GOAL: Would you repeat the listing exactly but omit every picture?

INPUT RECORDS:
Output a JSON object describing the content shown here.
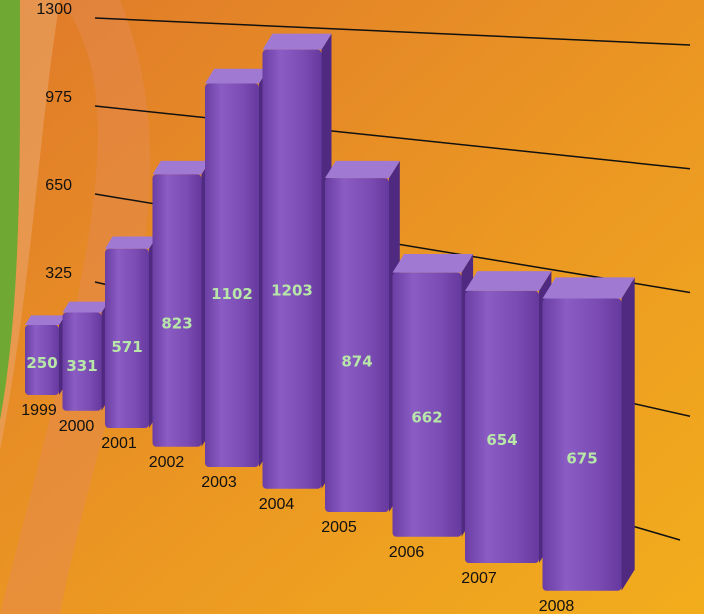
{
  "chart_data": {
    "type": "bar3d",
    "categories": [
      "1999",
      "2000",
      "2001",
      "2002",
      "2003",
      "2004",
      "2005",
      "2006",
      "2007",
      "2008"
    ],
    "values": [
      250,
      331,
      571,
      823,
      1102,
      1203,
      874,
      662,
      654,
      675
    ],
    "color": "#7b4cb3",
    "ylim": [
      0,
      1300
    ],
    "yticks": [
      325,
      650,
      975,
      1300
    ],
    "grid": true
  }
}
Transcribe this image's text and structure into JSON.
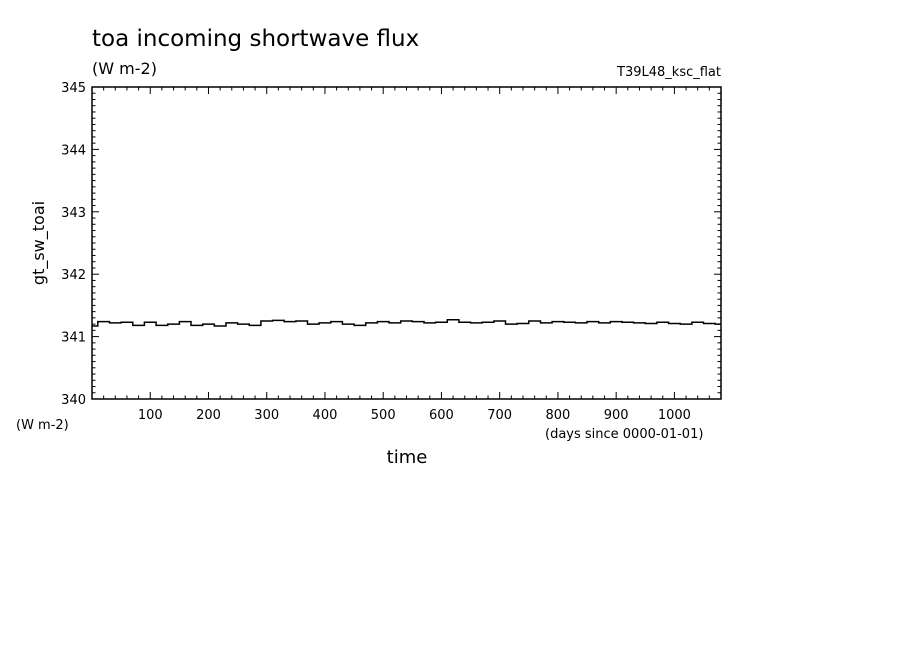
{
  "chart_data": {
    "type": "line",
    "title": "toa incoming shortwave flux",
    "units": "(W m-2)",
    "run_label": "T39L48_ksc_flat",
    "ylabel": "gt_sw_toai",
    "y_units_label": "(W m-2)",
    "xlabel": "time",
    "x_units_label": "(days since 0000-01-01)",
    "xlim": [
      0,
      1080
    ],
    "ylim": [
      340,
      345
    ],
    "x_ticks": [
      100,
      200,
      300,
      400,
      500,
      600,
      700,
      800,
      900,
      1000
    ],
    "x_tick_labels": [
      "100",
      "200",
      "300",
      "400",
      "500",
      "600",
      "700",
      "800",
      "900",
      "1000"
    ],
    "y_ticks": [
      340,
      341,
      342,
      343,
      344,
      345
    ],
    "y_tick_labels": [
      "340",
      "341",
      "342",
      "343",
      "344",
      "345"
    ],
    "grid": false,
    "series": [
      {
        "x": [
          0,
          20,
          40,
          60,
          80,
          100,
          120,
          140,
          160,
          180,
          200,
          220,
          240,
          260,
          280,
          300,
          320,
          340,
          360,
          380,
          400,
          420,
          440,
          460,
          480,
          500,
          520,
          540,
          560,
          580,
          600,
          620,
          640,
          660,
          680,
          700,
          720,
          740,
          760,
          780,
          800,
          820,
          840,
          860,
          880,
          900,
          920,
          940,
          960,
          980,
          1000,
          1020,
          1040,
          1060,
          1080
        ],
        "values": [
          341.17,
          341.24,
          341.22,
          341.23,
          341.18,
          341.23,
          341.18,
          341.2,
          341.24,
          341.18,
          341.2,
          341.17,
          341.22,
          341.2,
          341.18,
          341.25,
          341.26,
          341.24,
          341.25,
          341.2,
          341.22,
          341.24,
          341.2,
          341.18,
          341.22,
          341.24,
          341.22,
          341.25,
          341.24,
          341.22,
          341.23,
          341.27,
          341.23,
          341.22,
          341.23,
          341.25,
          341.2,
          341.21,
          341.25,
          341.22,
          341.24,
          341.23,
          341.22,
          341.24,
          341.22,
          341.24,
          341.23,
          341.22,
          341.21,
          341.23,
          341.21,
          341.2,
          341.23,
          341.21,
          341.2
        ]
      }
    ]
  }
}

SOLUTION BELOW:
Output a JSON object describing the content shown here.
{
  "chart_data": {
    "type": "bar3d",
    "categories": [
      "1999",
      "2000",
      "2001",
      "2002",
      "2003",
      "2004",
      "2005",
      "2006",
      "2007",
      "2008"
    ],
    "values": [
      250,
      331,
      571,
      823,
      1102,
      1203,
      874,
      662,
      654,
      675
    ],
    "color": "#7b4cb3",
    "ylim": [
      0,
      1300
    ],
    "yticks": [
      325,
      650,
      975,
      1300
    ],
    "grid": true
  }
}
Transcribe this image's text and structure into JSON.
{
  "chart_data": {
    "type": "line",
    "title": "toa incoming shortwave flux",
    "units": "(W m-2)",
    "run_label": "T39L48_ksc_flat",
    "ylabel": "gt_sw_toai",
    "y_units_label": "(W m-2)",
    "xlabel": "time",
    "x_units_label": "(days since 0000-01-01)",
    "xlim": [
      0,
      1080
    ],
    "ylim": [
      340,
      345
    ],
    "x_ticks": [
      100,
      200,
      300,
      400,
      500,
      600,
      700,
      800,
      900,
      1000
    ],
    "x_tick_labels": [
      "100",
      "200",
      "300",
      "400",
      "500",
      "600",
      "700",
      "800",
      "900",
      "1000"
    ],
    "y_ticks": [
      340,
      341,
      342,
      343,
      344,
      345
    ],
    "y_tick_labels": [
      "340",
      "341",
      "342",
      "343",
      "344",
      "345"
    ],
    "grid": false,
    "series": [
      {
        "x": [
          0,
          20,
          40,
          60,
          80,
          100,
          120,
          140,
          160,
          180,
          200,
          220,
          240,
          260,
          280,
          300,
          320,
          340,
          360,
          380,
          400,
          420,
          440,
          460,
          480,
          500,
          520,
          540,
          560,
          580,
          600,
          620,
          640,
          660,
          680,
          700,
          720,
          740,
          760,
          780,
          800,
          820,
          840,
          860,
          880,
          900,
          920,
          940,
          960,
          980,
          1000,
          1020,
          1040,
          1060,
          1080
        ],
        "values": [
          341.17,
          341.24,
          341.22,
          341.23,
          341.18,
          341.23,
          341.18,
          341.2,
          341.24,
          341.18,
          341.2,
          341.17,
          341.22,
          341.2,
          341.18,
          341.25,
          341.26,
          341.24,
          341.25,
          341.2,
          341.22,
          341.24,
          341.2,
          341.18,
          341.22,
          341.24,
          341.22,
          341.25,
          341.24,
          341.22,
          341.23,
          341.27,
          341.23,
          341.22,
          341.23,
          341.25,
          341.2,
          341.21,
          341.25,
          341.22,
          341.24,
          341.23,
          341.22,
          341.24,
          341.22,
          341.24,
          341.23,
          341.22,
          341.21,
          341.23,
          341.21,
          341.2,
          341.23,
          341.21,
          341.2
        ]
      }
    ]
  }
}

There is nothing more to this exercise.